The request: Render the lines of the items from the start through the line containing "204, 368, 220]", both ends included, as a Markdown table with the columns Row and Line, leaving out any blank lines.
══ Information shown
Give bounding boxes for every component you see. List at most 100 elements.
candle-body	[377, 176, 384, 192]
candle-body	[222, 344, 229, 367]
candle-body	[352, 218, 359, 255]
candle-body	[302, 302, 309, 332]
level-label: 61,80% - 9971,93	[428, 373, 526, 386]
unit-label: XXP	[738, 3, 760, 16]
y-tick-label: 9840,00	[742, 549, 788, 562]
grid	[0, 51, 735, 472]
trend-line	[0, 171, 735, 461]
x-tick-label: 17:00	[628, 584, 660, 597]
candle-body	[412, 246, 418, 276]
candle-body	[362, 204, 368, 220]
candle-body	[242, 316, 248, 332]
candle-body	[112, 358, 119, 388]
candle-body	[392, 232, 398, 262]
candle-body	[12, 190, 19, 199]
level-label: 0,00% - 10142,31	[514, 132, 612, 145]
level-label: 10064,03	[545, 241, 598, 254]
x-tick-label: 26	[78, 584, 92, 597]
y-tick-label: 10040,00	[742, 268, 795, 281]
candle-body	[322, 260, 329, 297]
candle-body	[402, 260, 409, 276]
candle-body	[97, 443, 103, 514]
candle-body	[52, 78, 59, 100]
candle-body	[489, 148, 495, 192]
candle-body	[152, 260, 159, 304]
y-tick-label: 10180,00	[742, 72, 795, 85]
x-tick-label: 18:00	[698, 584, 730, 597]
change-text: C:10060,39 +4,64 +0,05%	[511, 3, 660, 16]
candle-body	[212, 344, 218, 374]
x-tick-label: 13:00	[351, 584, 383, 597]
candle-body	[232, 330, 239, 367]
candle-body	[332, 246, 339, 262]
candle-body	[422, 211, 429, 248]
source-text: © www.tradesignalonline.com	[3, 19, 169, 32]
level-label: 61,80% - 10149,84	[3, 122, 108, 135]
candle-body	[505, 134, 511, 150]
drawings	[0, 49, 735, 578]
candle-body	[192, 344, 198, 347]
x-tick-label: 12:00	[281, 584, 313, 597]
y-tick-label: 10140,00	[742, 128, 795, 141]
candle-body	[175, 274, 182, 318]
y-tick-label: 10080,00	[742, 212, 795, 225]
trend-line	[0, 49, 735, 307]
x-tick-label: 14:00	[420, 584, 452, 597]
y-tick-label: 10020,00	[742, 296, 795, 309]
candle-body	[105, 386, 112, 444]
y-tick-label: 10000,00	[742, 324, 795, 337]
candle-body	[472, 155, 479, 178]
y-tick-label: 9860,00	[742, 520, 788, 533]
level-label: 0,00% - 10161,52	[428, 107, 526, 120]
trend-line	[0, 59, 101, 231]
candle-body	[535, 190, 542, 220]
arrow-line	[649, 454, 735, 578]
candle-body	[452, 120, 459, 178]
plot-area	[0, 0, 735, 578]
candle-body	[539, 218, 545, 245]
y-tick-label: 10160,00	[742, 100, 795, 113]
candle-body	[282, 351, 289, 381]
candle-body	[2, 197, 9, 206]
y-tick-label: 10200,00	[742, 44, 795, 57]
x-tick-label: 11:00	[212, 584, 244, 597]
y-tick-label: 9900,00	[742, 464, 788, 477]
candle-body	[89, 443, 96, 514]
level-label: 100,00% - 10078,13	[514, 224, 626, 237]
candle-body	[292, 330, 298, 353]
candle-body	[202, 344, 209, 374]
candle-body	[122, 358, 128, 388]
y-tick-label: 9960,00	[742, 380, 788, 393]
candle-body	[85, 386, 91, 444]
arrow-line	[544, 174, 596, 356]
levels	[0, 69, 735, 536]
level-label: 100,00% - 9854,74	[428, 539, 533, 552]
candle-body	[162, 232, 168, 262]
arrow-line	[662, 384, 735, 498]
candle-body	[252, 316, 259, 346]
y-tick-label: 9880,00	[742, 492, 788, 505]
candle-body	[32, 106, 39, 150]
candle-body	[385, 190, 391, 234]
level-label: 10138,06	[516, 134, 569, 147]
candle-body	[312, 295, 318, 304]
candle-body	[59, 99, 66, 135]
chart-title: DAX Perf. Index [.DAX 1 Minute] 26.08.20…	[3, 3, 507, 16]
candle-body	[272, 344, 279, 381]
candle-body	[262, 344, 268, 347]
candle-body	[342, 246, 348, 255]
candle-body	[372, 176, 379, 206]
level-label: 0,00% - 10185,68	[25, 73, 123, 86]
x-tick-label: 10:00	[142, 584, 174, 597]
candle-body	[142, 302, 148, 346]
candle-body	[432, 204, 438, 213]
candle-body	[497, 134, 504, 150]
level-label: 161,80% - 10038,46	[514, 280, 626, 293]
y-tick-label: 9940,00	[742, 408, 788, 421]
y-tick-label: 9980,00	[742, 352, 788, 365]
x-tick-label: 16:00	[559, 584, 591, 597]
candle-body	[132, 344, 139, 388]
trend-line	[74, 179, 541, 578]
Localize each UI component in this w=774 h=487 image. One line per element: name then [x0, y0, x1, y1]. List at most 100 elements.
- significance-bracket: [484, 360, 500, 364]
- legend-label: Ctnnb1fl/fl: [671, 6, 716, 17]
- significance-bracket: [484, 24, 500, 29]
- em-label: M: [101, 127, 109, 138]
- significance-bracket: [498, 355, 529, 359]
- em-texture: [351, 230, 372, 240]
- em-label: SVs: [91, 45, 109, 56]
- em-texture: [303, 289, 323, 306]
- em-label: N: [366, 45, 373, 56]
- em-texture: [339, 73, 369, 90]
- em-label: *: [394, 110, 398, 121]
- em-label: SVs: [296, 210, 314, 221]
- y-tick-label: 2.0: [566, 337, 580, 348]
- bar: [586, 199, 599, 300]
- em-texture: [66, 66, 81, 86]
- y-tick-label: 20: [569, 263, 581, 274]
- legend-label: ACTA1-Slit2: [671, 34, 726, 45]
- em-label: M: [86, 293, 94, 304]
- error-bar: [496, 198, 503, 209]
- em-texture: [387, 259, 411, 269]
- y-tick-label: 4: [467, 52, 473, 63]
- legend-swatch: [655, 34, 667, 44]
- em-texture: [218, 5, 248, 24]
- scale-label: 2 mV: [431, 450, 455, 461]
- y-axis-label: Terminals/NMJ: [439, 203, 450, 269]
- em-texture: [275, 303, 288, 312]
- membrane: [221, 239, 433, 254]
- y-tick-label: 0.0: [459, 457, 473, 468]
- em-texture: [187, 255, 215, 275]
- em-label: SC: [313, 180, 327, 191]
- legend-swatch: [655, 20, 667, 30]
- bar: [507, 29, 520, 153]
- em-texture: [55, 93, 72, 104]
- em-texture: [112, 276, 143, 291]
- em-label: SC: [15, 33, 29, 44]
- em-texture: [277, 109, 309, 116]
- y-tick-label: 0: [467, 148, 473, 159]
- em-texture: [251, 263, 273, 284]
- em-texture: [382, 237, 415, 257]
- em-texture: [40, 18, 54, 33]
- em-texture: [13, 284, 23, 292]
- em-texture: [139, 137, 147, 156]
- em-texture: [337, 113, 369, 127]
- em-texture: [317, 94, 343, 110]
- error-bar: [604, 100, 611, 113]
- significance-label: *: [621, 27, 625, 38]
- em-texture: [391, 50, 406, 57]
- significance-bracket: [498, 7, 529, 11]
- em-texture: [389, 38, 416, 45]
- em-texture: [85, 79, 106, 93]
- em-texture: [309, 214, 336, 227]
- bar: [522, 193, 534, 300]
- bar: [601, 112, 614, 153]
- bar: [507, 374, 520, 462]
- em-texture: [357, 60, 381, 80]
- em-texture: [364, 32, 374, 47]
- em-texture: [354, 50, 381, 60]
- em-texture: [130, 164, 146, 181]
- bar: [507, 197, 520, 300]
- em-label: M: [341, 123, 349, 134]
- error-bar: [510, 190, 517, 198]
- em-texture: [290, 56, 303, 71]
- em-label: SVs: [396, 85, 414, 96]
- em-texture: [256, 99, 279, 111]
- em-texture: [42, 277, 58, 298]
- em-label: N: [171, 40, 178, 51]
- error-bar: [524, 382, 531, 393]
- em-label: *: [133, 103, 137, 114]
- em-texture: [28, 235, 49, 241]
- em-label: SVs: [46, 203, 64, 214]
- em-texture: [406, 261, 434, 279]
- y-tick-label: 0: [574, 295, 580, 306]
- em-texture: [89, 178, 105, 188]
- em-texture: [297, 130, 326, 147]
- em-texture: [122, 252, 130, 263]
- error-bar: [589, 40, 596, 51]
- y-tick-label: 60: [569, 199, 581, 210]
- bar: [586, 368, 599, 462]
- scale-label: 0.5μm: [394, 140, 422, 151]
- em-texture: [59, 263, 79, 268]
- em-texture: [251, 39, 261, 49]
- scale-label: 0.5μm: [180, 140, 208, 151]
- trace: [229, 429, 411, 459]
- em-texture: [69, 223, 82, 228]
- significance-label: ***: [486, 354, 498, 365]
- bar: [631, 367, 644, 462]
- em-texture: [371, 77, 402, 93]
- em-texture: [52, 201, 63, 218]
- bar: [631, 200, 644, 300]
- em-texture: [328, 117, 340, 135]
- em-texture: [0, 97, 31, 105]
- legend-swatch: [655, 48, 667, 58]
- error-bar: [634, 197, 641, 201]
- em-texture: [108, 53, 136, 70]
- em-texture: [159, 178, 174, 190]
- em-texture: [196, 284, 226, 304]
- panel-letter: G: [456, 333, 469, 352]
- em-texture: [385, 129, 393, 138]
════
Finished task:
| Row | Line |
|---|---|
| 1 | Give bounding boxes for every component you see. List at most 100 elements. |
| 2 | candle-body	[377, 176, 384, 192] |
| 3 | candle-body	[222, 344, 229, 367] |
| 4 | candle-body	[352, 218, 359, 255] |
| 5 | candle-body	[302, 302, 309, 332] |
| 6 | level-label: 61,80% - 9971,93	[428, 373, 526, 386] |
| 7 | unit-label: XXP	[738, 3, 760, 16] |
| 8 | y-tick-label: 9840,00	[742, 549, 788, 562] |
| 9 | grid	[0, 51, 735, 472] |
| 10 | trend-line	[0, 171, 735, 461] |
| 11 | x-tick-label: 17:00	[628, 584, 660, 597] |
| 12 | candle-body	[412, 246, 418, 276] |
| 13 | candle-body	[362, 204, 368, 220] |